- **Material provided**

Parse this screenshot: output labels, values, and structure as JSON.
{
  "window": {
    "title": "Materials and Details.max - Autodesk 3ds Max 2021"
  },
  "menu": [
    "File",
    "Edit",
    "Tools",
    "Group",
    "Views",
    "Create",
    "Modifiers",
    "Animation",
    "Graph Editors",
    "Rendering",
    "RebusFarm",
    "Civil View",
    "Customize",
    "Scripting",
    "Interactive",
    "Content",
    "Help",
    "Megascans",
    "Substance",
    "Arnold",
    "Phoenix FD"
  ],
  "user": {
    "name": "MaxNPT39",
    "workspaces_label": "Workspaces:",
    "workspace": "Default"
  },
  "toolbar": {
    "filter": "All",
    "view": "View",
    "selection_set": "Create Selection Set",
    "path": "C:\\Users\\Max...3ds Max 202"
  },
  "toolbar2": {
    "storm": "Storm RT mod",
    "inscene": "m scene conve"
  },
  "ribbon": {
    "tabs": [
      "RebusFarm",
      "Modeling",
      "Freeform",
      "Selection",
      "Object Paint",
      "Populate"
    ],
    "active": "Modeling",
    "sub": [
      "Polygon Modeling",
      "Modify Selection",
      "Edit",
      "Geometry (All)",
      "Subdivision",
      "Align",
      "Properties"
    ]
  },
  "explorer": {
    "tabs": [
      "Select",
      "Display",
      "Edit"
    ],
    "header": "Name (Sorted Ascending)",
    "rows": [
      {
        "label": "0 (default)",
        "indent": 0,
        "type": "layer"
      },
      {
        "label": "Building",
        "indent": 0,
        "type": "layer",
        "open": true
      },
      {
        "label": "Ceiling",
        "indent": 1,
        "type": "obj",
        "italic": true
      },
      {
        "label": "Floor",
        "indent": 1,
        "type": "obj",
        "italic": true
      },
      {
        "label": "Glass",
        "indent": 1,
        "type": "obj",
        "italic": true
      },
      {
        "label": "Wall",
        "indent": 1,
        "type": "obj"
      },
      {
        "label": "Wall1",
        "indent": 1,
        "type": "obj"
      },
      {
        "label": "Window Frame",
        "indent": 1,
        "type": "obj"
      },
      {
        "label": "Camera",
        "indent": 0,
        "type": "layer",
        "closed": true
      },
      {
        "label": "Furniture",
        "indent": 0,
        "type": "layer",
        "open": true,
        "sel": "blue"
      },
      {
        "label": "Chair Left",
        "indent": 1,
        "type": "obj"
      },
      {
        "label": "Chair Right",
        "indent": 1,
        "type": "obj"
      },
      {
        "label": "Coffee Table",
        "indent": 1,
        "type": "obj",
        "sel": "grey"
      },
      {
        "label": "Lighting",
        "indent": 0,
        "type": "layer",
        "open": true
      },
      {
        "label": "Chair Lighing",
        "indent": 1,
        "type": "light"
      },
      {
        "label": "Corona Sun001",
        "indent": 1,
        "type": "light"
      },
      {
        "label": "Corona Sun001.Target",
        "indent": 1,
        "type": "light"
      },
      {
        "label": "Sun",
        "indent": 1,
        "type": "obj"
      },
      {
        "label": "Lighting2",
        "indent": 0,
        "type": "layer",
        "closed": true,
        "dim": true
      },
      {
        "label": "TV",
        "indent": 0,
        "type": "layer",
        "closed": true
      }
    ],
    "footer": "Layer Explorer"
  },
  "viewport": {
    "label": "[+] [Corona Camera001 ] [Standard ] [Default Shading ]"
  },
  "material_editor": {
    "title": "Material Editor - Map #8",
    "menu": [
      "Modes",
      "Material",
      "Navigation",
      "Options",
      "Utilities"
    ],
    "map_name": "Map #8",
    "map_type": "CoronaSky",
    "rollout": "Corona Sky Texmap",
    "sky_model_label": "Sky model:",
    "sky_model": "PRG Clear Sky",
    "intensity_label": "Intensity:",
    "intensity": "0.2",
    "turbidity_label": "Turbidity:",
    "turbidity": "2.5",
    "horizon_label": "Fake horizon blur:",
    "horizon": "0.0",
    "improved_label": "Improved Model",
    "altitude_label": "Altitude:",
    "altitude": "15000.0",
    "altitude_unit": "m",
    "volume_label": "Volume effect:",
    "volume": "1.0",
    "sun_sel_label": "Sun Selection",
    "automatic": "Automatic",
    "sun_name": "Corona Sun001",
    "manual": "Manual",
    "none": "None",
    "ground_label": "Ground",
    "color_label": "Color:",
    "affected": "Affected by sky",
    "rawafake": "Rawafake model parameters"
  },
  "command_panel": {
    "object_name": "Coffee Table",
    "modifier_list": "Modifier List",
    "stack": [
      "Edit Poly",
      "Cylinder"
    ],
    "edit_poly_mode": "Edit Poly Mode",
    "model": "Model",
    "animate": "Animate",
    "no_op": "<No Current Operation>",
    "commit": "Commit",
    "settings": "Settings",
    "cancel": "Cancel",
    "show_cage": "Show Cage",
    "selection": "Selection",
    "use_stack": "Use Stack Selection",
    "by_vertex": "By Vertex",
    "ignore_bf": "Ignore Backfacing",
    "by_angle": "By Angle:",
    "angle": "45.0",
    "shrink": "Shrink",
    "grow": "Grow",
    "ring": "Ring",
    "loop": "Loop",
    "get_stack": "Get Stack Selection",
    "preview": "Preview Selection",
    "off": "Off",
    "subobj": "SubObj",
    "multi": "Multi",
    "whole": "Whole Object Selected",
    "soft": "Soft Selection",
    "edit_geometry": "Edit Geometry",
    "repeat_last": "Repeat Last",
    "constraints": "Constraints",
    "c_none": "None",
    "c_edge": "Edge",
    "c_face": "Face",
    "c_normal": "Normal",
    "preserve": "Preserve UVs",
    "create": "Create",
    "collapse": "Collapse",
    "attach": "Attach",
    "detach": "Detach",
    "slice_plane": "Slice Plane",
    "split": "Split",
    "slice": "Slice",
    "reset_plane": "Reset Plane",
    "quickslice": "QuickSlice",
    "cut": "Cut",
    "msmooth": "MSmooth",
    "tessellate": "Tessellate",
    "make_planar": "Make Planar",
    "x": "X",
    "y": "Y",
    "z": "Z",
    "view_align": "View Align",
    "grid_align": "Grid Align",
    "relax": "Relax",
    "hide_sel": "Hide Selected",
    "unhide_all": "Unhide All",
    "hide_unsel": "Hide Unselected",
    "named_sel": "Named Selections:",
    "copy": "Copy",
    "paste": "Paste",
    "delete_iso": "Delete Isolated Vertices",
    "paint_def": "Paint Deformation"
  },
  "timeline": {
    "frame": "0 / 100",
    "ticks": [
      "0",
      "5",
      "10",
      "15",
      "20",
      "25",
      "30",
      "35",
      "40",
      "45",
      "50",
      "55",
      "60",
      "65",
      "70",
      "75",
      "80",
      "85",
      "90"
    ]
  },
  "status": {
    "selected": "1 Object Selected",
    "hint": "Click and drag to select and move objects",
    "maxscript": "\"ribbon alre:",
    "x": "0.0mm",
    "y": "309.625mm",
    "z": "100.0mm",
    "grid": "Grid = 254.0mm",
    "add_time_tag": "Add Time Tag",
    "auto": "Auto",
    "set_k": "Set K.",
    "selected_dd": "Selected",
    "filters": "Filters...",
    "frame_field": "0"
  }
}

- **Problem statement**
Faithfully transcribe the whole of the data.

- **Output for this exercise**
Parse this screenshot: output labels, values, and structure as JSON.
{
  "window": {
    "title": "Materials and Details.max - Autodesk 3ds Max 2021"
  },
  "menu": [
    "File",
    "Edit",
    "Tools",
    "Group",
    "Views",
    "Create",
    "Modifiers",
    "Animation",
    "Graph Editors",
    "Rendering",
    "RebusFarm",
    "Civil View",
    "Customize",
    "Scripting",
    "Interactive",
    "Content",
    "Help",
    "Megascans",
    "Substance",
    "Arnold",
    "Phoenix FD"
  ],
  "user": {
    "name": "MaxNPT39",
    "workspaces_label": "Workspaces:",
    "workspace": "Default"
  },
  "toolbar": {
    "filter": "All",
    "view": "View",
    "selection_set": "Create Selection Set",
    "path": "C:\\Users\\Max...3ds Max 202"
  },
  "toolbar2": {
    "storm": "Storm RT mod",
    "inscene": "m scene conve"
  },
  "ribbon": {
    "tabs": [
      "RebusFarm",
      "Modeling",
      "Freeform",
      "Selection",
      "Object Paint",
      "Populate"
    ],
    "active": "Modeling",
    "sub": [
      "Polygon Modeling",
      "Modify Selection",
      "Edit",
      "Geometry (All)",
      "Subdivision",
      "Align",
      "Properties"
    ]
  },
  "explorer": {
    "tabs": [
      "Select",
      "Display",
      "Edit"
    ],
    "header": "Name (Sorted Ascending)",
    "rows": [
      {
        "label": "0 (default)",
        "indent": 0,
        "type": "layer"
      },
      {
        "label": "Building",
        "indent": 0,
        "type": "layer",
        "open": true
      },
      {
        "label": "Ceiling",
        "indent": 1,
        "type": "obj",
        "italic": true
      },
      {
        "label": "Floor",
        "indent": 1,
        "type": "obj",
        "italic": true
      },
      {
        "label": "Glass",
        "indent": 1,
        "type": "obj",
        "italic": true
      },
      {
        "label": "Wall",
        "indent": 1,
        "type": "obj"
      },
      {
        "label": "Wall1",
        "indent": 1,
        "type": "obj"
      },
      {
        "label": "Window Frame",
        "indent": 1,
        "type": "obj"
      },
      {
        "label": "Camera",
        "indent": 0,
        "type": "layer",
        "closed": true
      },
      {
        "label": "Furniture",
        "indent": 0,
        "type": "layer",
        "open": true,
        "sel": "blue"
      },
      {
        "label": "Chair Left",
        "indent": 1,
        "type": "obj"
      },
      {
        "label": "Chair Right",
        "indent": 1,
        "type": "obj"
      },
      {
        "label": "Coffee Table",
        "indent": 1,
        "type": "obj",
        "sel": "grey"
      },
      {
        "label": "Lighting",
        "indent": 0,
        "type": "layer",
        "open": true
      },
      {
        "label": "Chair Lighing",
        "indent": 1,
        "type": "light"
      },
      {
        "label": "Corona Sun001",
        "indent": 1,
        "type": "light"
      },
      {
        "label": "Corona Sun001.Target",
        "indent": 1,
        "type": "light"
      },
      {
        "label": "Sun",
        "indent": 1,
        "type": "obj"
      },
      {
        "label": "Lighting2",
        "indent": 0,
        "type": "layer",
        "closed": true,
        "dim": true
      },
      {
        "label": "TV",
        "indent": 0,
        "type": "layer",
        "closed": true
      }
    ],
    "footer": "Layer Explorer"
  },
  "viewport": {
    "label": "[+] [Corona Camera001 ] [Standard ] [Default Shading ]"
  },
  "material_editor": {
    "title": "Material Editor - Map #8",
    "menu": [
      "Modes",
      "Material",
      "Navigation",
      "Options",
      "Utilities"
    ],
    "map_name": "Map #8",
    "map_type": "CoronaSky",
    "rollout": "Corona Sky Texmap",
    "sky_model_label": "Sky model:",
    "sky_model": "PRG Clear Sky",
    "intensity_label": "Intensity:",
    "intensity": "0.2",
    "turbidity_label": "Turbidity:",
    "turbidity": "2.5",
    "horizon_label": "Fake horizon blur:",
    "horizon": "0.0",
    "improved_label": "Improved Model",
    "altitude_label": "Altitude:",
    "altitude": "15000.0",
    "altitude_unit": "m",
    "volume_label": "Volume effect:",
    "volume": "1.0",
    "sun_sel_label": "Sun Selection",
    "automatic": "Automatic",
    "sun_name": "Corona Sun001",
    "manual": "Manual",
    "none": "None",
    "ground_label": "Ground",
    "color_label": "Color:",
    "affected": "Affected by sky",
    "rawafake": "Rawafake model parameters"
  },
  "command_panel": {
    "object_name": "Coffee Table",
    "modifier_list": "Modifier List",
    "stack": [
      "Edit Poly",
      "Cylinder"
    ],
    "edit_poly_mode": "Edit Poly Mode",
    "model": "Model",
    "animate": "Animate",
    "no_op": "<No Current Operation>",
    "commit": "Commit",
    "settings": "Settings",
    "cancel": "Cancel",
    "show_cage": "Show Cage",
    "selection": "Selection",
    "use_stack": "Use Stack Selection",
    "by_vertex": "By Vertex",
    "ignore_bf": "Ignore Backfacing",
    "by_angle": "By Angle:",
    "angle": "45.0",
    "shrink": "Shrink",
    "grow": "Grow",
    "ring": "Ring",
    "loop": "Loop",
    "get_stack": "Get Stack Selection",
    "preview": "Preview Selection",
    "off": "Off",
    "subobj": "SubObj",
    "multi": "Multi",
    "whole": "Whole Object Selected",
    "soft": "Soft Selection",
    "edit_geometry": "Edit Geometry",
    "repeat_last": "Repeat Last",
    "constraints": "Constraints",
    "c_none": "None",
    "c_edge": "Edge",
    "c_face": "Face",
    "c_normal": "Normal",
    "preserve": "Preserve UVs",
    "create": "Create",
    "collapse": "Collapse",
    "attach": "Attach",
    "detach": "Detach",
    "slice_plane": "Slice Plane",
    "split": "Split",
    "slice": "Slice",
    "reset_plane": "Reset Plane",
    "quickslice": "QuickSlice",
    "cut": "Cut",
    "msmooth": "MSmooth",
    "tessellate": "Tessellate",
    "make_planar": "Make Planar",
    "x": "X",
    "y": "Y",
    "z": "Z",
    "view_align": "View Align",
    "grid_align": "Grid Align",
    "relax": "Relax",
    "hide_sel": "Hide Selected",
    "unhide_all": "Unhide All",
    "hide_unsel": "Hide Unselected",
    "named_sel": "Named Selections:",
    "copy": "Copy",
    "paste": "Paste",
    "delete_iso": "Delete Isolated Vertices",
    "paint_def": "Paint Deformation"
  },
  "timeline": {
    "frame": "0 / 100",
    "ticks": [
      "0",
      "5",
      "10",
      "15",
      "20",
      "25",
      "30",
      "35",
      "40",
      "45",
      "50",
      "55",
      "60",
      "65",
      "70",
      "75",
      "80",
      "85",
      "90"
    ]
  },
  "status": {
    "selected": "1 Object Selected",
    "hint": "Click and drag to select and move objects",
    "maxscript": "\"ribbon alre:",
    "x": "0.0mm",
    "y": "309.625mm",
    "z": "100.0mm",
    "grid": "Grid = 254.0mm",
    "add_time_tag": "Add Time Tag",
    "auto": "Auto",
    "set_k": "Set K.",
    "selected_dd": "Selected",
    "filters": "Filters...",
    "frame_field": "0"
  }
}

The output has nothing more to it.